** start INPUT RECORDS **

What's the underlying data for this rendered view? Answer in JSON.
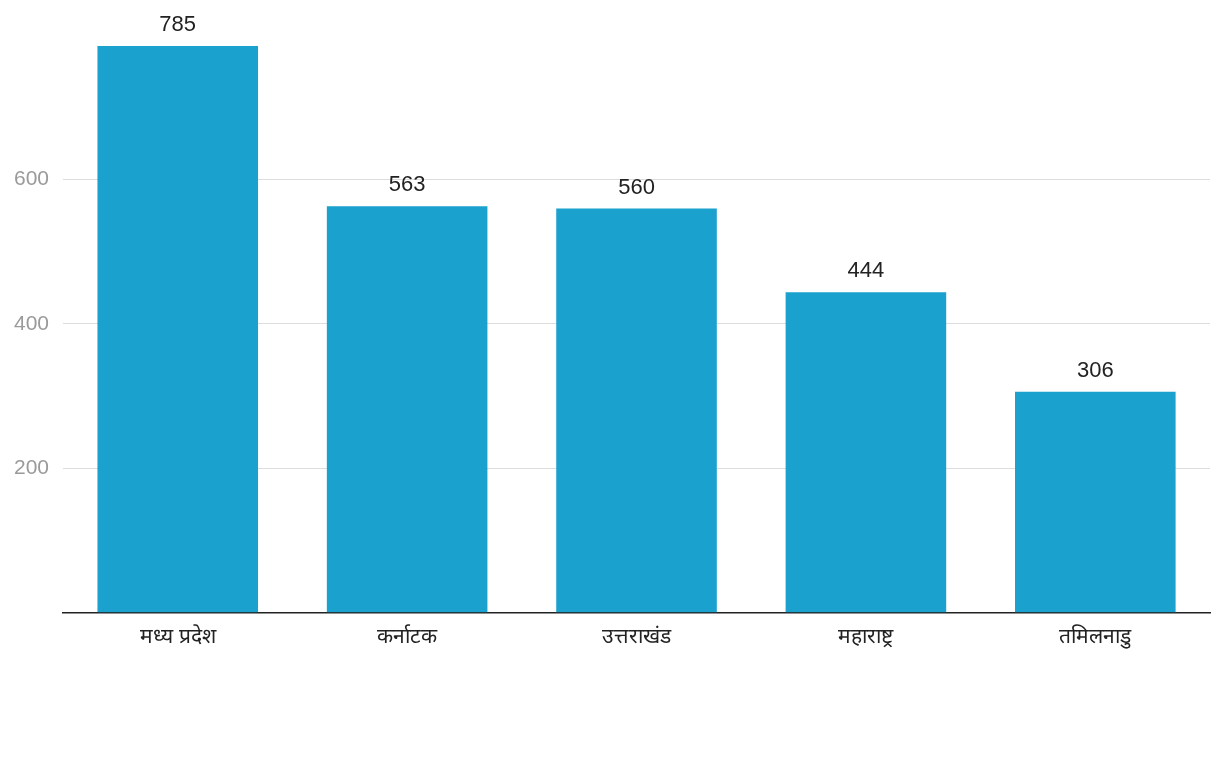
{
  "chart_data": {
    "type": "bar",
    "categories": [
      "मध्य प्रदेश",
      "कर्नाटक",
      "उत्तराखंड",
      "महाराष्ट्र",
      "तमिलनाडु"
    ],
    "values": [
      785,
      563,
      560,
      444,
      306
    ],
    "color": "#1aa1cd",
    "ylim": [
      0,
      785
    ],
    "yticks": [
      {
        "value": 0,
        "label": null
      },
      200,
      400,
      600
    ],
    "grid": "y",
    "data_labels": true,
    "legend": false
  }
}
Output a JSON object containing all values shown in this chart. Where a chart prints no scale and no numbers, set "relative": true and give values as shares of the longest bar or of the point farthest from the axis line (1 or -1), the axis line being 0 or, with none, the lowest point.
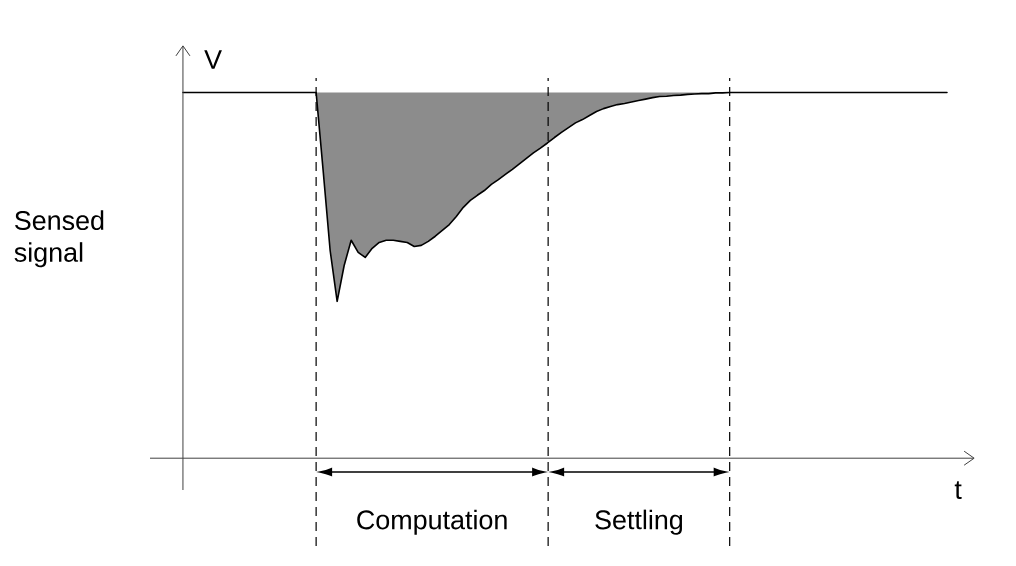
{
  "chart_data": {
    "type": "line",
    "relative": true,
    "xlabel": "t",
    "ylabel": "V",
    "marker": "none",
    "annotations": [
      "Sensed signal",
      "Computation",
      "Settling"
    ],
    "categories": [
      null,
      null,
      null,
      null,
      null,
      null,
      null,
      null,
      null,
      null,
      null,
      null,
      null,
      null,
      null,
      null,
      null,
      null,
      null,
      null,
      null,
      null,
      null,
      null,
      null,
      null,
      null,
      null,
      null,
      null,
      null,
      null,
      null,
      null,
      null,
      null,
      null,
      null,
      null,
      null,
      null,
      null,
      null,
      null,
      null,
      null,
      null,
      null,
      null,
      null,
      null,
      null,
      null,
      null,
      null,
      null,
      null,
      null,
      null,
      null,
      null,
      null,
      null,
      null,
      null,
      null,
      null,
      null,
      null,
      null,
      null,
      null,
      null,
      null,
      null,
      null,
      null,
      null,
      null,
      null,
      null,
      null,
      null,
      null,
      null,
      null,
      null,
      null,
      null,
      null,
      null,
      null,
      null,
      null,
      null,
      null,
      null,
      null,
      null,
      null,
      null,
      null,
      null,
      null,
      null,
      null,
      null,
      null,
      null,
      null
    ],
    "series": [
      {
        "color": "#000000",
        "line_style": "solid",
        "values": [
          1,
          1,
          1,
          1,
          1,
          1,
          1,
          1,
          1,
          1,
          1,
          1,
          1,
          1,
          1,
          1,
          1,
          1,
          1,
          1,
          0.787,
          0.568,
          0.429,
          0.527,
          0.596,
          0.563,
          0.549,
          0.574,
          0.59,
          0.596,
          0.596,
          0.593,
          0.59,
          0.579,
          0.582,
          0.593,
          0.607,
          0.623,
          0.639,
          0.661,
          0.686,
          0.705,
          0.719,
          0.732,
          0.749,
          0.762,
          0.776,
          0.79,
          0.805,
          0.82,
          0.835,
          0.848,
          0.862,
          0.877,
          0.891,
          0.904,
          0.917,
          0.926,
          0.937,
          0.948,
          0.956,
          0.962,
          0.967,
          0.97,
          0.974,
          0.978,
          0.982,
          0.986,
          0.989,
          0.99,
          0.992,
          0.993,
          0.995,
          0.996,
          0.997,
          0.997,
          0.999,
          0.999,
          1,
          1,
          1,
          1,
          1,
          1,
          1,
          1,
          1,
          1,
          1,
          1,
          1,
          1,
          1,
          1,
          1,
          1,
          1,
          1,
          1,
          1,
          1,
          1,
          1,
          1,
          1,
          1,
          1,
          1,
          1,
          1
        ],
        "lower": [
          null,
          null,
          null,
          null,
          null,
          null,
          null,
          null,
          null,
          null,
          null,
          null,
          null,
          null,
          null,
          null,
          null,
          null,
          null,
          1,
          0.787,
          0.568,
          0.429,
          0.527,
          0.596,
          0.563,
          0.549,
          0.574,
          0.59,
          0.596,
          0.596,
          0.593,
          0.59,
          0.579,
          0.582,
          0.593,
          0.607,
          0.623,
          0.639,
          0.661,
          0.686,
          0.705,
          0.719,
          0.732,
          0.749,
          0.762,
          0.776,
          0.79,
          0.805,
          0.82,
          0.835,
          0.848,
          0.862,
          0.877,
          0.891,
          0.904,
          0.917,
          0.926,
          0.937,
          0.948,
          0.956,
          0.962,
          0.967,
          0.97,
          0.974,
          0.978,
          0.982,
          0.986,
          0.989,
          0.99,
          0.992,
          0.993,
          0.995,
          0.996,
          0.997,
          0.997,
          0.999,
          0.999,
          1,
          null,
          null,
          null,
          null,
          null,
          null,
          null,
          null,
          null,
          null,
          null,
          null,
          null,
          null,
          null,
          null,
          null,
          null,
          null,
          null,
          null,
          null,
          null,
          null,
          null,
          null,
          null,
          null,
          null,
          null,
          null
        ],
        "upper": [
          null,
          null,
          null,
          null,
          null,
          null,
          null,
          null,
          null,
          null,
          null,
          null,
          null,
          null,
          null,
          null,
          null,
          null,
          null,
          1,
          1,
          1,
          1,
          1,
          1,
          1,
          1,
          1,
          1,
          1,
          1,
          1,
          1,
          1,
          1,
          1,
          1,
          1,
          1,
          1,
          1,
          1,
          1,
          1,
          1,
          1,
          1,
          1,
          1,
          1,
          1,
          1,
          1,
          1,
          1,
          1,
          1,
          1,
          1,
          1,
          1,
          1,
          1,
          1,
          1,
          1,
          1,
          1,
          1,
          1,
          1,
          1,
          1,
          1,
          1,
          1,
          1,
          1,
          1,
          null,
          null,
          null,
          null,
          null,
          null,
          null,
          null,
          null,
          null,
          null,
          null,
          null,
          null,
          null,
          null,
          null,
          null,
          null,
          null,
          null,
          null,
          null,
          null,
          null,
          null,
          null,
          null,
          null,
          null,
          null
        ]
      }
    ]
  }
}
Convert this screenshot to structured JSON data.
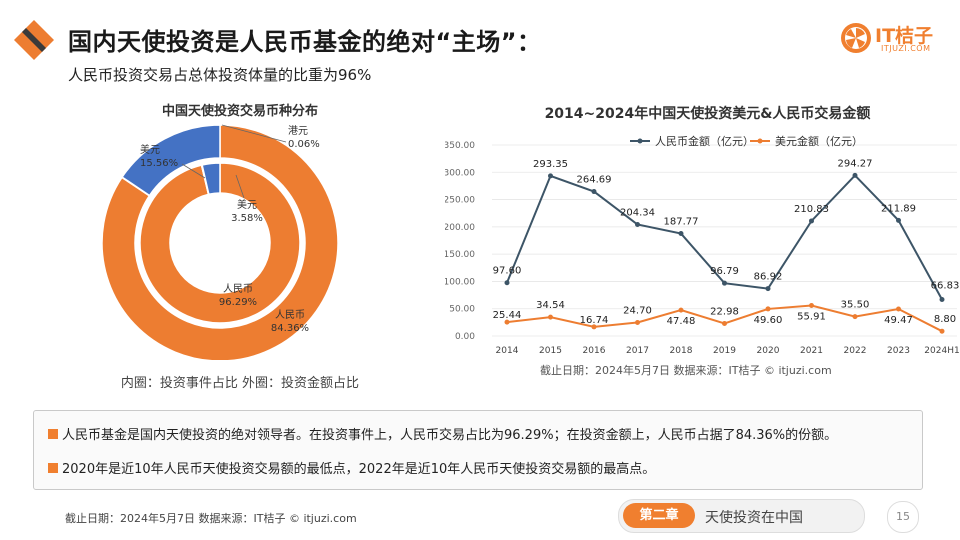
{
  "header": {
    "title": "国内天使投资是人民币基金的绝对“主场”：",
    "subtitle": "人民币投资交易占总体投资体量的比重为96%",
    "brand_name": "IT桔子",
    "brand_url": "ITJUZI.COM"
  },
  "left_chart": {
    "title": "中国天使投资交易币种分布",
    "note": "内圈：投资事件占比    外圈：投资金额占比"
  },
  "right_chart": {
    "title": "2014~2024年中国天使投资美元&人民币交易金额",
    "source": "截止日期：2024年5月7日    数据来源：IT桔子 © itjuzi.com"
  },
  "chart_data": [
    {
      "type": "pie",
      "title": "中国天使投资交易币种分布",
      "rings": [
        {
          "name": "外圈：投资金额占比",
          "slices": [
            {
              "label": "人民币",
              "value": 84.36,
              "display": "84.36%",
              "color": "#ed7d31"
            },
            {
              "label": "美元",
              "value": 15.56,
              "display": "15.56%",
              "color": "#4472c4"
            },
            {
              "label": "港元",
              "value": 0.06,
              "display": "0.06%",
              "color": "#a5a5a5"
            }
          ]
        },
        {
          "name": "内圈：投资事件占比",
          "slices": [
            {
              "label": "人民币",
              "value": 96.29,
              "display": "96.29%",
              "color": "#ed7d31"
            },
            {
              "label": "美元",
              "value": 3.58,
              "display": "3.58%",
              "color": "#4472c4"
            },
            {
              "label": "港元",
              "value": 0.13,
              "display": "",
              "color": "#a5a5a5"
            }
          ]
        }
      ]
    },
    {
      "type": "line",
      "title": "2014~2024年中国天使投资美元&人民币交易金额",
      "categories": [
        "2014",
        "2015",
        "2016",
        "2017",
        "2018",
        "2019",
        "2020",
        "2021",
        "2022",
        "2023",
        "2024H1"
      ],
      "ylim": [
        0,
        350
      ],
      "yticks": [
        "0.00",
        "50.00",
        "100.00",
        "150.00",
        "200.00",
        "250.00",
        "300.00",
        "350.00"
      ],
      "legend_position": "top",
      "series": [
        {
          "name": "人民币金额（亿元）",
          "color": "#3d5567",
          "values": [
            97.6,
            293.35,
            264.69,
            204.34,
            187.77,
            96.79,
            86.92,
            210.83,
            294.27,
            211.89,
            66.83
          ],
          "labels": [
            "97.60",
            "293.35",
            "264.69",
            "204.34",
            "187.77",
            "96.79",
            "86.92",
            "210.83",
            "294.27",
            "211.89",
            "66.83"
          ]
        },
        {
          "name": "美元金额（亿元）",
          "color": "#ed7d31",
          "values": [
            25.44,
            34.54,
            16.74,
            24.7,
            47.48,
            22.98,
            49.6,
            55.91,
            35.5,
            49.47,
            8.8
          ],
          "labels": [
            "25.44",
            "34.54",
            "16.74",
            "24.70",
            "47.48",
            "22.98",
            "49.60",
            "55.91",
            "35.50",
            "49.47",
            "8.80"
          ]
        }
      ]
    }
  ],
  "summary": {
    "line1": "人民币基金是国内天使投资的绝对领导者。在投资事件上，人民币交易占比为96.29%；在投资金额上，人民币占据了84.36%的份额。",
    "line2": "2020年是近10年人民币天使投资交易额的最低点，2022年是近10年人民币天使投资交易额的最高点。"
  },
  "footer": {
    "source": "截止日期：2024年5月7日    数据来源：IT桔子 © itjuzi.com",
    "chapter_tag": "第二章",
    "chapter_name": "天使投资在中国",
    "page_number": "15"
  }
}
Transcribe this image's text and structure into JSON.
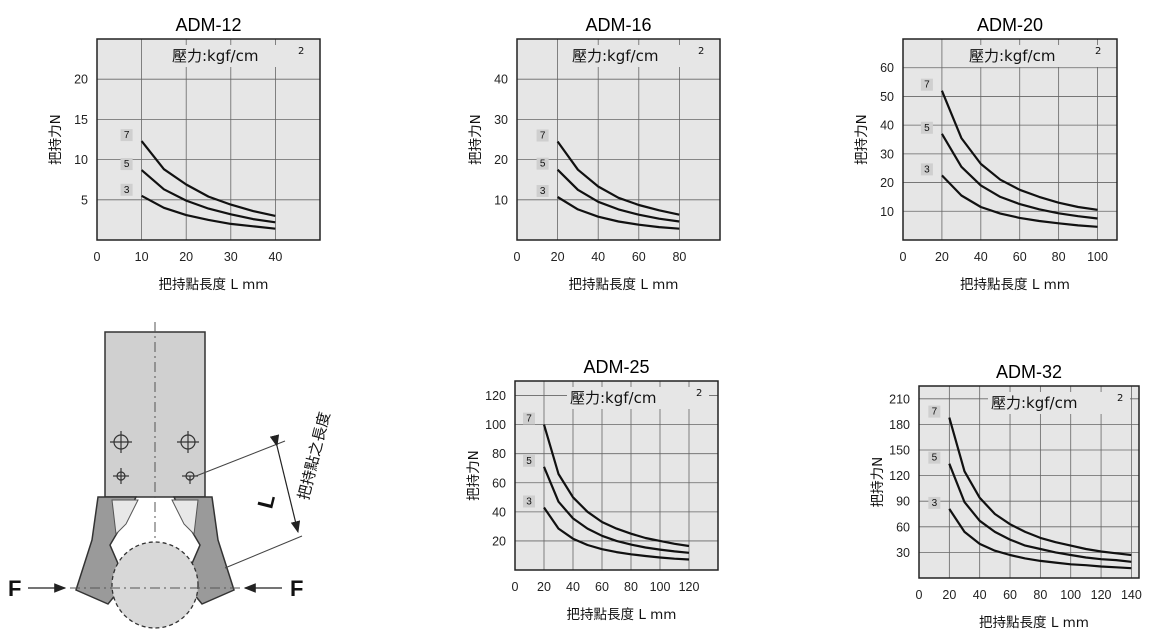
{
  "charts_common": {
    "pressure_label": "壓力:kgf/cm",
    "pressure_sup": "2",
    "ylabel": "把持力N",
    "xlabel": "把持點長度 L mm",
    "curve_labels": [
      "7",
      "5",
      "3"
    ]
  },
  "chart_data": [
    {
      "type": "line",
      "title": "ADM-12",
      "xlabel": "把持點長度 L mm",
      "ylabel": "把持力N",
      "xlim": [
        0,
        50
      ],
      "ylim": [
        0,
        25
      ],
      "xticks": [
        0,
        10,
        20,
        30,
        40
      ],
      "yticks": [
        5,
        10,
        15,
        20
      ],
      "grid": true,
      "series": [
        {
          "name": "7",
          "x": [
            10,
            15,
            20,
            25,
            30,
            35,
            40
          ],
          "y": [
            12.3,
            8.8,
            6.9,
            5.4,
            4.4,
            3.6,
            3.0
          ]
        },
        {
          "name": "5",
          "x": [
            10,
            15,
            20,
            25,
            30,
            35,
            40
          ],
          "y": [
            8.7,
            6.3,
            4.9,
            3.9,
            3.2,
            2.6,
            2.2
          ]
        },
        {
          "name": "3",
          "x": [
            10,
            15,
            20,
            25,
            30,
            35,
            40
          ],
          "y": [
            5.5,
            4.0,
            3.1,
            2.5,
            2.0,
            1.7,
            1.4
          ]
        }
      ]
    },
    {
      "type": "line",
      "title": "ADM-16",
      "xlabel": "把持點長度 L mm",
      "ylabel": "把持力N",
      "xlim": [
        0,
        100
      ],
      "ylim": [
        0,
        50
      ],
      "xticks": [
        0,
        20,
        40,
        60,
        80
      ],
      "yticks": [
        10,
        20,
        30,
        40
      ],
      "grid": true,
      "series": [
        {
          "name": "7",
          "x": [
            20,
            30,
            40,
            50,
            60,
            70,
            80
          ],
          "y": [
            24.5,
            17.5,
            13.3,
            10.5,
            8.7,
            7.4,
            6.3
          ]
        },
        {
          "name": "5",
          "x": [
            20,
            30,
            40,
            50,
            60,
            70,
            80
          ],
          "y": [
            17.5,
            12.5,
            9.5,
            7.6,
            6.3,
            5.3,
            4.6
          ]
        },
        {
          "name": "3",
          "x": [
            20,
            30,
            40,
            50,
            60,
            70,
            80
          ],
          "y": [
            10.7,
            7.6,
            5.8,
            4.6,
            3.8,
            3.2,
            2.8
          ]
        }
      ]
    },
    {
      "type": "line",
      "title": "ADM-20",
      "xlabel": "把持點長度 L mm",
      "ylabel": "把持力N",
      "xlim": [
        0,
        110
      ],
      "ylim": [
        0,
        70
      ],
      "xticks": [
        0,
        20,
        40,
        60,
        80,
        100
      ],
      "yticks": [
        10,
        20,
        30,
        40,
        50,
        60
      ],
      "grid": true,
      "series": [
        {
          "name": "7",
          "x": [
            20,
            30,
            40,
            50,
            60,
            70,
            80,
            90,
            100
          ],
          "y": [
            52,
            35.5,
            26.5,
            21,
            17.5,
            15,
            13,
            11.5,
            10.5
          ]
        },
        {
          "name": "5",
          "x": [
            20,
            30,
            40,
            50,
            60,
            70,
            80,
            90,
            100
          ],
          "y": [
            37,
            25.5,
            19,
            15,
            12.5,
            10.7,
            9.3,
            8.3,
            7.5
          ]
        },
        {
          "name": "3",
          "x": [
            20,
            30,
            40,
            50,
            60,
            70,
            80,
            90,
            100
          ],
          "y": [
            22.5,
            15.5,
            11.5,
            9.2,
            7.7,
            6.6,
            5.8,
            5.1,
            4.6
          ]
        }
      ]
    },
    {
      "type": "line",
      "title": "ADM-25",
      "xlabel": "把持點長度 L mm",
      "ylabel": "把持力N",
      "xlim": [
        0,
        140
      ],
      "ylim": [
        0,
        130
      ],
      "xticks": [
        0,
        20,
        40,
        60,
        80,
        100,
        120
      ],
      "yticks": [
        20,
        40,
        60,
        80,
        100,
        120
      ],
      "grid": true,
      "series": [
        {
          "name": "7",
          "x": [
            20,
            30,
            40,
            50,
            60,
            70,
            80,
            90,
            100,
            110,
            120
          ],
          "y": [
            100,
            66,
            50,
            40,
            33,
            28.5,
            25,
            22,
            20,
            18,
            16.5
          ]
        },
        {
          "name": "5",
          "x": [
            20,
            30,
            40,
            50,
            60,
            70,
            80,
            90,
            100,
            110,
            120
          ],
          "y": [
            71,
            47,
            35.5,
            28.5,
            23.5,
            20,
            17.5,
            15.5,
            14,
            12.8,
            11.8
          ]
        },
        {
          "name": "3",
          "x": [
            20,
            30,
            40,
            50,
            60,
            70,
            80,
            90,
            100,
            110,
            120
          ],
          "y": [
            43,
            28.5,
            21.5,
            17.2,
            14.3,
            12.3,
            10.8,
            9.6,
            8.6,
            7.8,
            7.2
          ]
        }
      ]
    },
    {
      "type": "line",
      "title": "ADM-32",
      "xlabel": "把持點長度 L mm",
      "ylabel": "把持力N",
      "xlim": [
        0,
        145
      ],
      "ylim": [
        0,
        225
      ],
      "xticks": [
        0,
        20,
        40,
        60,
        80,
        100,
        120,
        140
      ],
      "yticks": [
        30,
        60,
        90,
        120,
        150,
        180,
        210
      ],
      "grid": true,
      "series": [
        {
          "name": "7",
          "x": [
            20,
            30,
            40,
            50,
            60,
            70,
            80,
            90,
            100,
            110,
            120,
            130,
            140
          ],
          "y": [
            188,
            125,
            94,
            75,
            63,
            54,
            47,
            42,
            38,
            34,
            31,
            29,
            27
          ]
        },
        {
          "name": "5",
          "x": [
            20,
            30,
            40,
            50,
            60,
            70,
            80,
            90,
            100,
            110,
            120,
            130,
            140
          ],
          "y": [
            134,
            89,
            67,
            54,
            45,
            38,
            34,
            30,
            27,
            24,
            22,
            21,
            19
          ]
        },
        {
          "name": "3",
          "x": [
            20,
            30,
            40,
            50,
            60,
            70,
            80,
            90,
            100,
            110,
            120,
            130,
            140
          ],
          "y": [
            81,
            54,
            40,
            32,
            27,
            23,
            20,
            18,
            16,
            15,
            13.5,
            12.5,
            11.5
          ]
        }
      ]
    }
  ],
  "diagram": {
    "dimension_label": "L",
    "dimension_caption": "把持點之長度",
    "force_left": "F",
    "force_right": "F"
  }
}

** end INPUT RECORDS **

*WHAT YOU NEED TO DO:*
Tally the lines of the listing above that include the word "color". Answer with the number alone.

*SOLUTION TO THIS PROBLEM:*
10